== EXERCISE AIM ==
Extract and list every line that contains the word "Fredag".

Saved entries
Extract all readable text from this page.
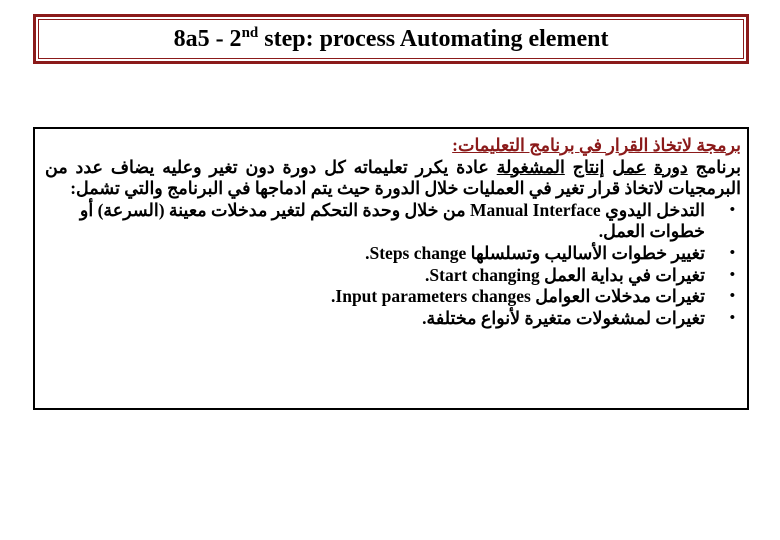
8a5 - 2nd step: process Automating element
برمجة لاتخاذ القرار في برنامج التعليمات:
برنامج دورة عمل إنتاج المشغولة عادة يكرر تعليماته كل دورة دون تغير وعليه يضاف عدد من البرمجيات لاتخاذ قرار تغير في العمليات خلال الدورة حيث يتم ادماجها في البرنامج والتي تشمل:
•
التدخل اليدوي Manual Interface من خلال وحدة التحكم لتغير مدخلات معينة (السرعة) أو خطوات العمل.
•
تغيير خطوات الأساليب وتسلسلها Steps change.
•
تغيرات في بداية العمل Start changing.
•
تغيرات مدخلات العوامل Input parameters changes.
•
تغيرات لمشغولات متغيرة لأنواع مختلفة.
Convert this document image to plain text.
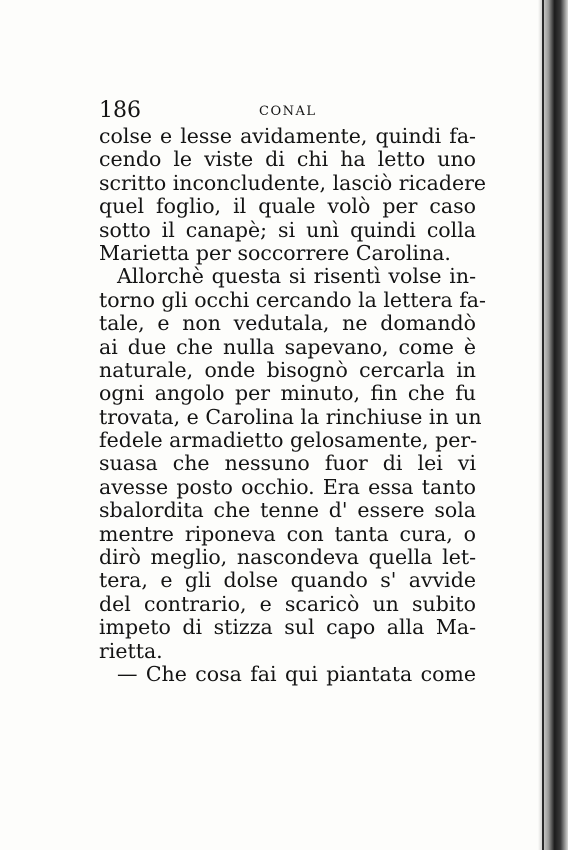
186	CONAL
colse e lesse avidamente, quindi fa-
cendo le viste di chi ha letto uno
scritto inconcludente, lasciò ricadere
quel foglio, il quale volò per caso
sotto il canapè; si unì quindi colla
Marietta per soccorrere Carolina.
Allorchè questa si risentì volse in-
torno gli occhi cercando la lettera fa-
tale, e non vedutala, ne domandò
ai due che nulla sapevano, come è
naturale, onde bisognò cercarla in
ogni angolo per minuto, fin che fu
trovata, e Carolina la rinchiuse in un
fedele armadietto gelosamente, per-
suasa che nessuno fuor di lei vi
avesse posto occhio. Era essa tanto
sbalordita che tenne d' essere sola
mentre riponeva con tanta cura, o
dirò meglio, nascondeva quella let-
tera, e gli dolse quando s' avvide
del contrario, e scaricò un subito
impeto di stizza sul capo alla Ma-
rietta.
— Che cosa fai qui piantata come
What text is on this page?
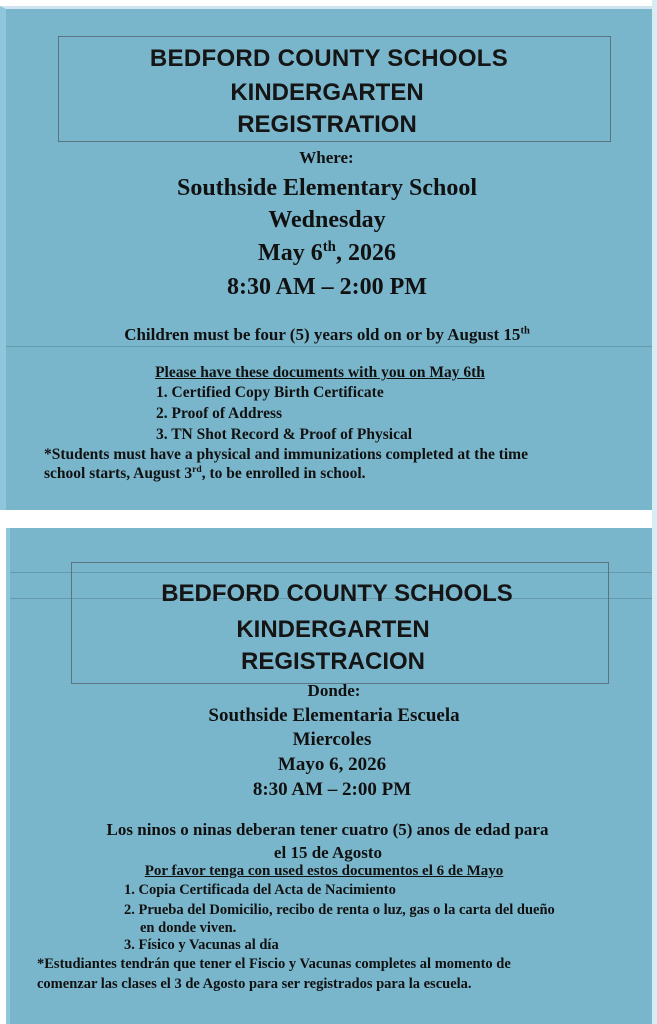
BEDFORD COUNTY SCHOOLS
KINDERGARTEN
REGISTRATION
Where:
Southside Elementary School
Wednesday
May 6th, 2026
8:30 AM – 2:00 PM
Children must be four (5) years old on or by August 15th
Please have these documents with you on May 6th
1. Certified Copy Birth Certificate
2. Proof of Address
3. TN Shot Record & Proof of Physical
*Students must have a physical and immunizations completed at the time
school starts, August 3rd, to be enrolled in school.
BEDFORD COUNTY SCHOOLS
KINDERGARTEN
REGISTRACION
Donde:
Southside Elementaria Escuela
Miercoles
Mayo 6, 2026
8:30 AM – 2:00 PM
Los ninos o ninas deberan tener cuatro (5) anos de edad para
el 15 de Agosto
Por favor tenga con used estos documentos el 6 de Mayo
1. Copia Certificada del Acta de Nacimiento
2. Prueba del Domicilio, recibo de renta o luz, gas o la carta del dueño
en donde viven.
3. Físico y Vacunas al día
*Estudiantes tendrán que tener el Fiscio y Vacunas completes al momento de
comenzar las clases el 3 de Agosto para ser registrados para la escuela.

---

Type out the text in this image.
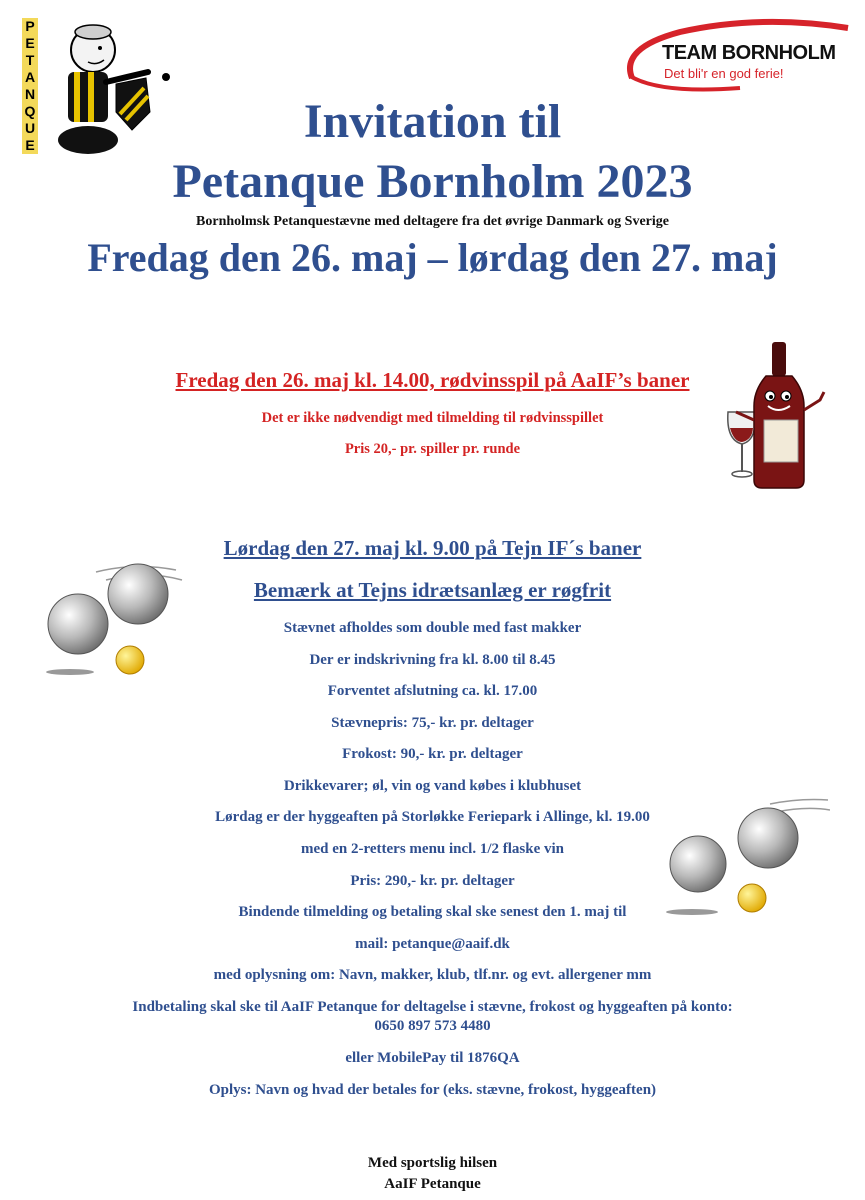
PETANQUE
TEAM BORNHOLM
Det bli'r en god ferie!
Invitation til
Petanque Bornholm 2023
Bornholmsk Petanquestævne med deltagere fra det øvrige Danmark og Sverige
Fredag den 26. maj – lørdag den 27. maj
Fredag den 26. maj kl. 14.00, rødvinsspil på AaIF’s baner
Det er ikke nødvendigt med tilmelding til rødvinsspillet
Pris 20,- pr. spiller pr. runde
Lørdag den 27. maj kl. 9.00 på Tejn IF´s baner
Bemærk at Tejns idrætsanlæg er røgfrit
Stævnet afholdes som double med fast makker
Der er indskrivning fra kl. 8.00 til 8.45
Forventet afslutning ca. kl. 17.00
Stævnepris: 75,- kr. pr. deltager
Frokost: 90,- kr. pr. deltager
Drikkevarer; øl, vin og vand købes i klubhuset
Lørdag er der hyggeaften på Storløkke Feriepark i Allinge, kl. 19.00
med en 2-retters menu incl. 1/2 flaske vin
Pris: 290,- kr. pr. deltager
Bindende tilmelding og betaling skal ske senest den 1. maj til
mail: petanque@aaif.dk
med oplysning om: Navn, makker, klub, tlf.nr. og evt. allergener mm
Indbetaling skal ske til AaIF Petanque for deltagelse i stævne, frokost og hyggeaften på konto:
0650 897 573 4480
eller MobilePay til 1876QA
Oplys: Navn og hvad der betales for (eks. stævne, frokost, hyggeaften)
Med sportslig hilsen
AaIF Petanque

== WRITTEN SOLUTION ==
Fredag den 26. maj – lørdag den 27. maj
Fredag den 26. maj kl. 14.00, rødvinsspil på AaIF’s baner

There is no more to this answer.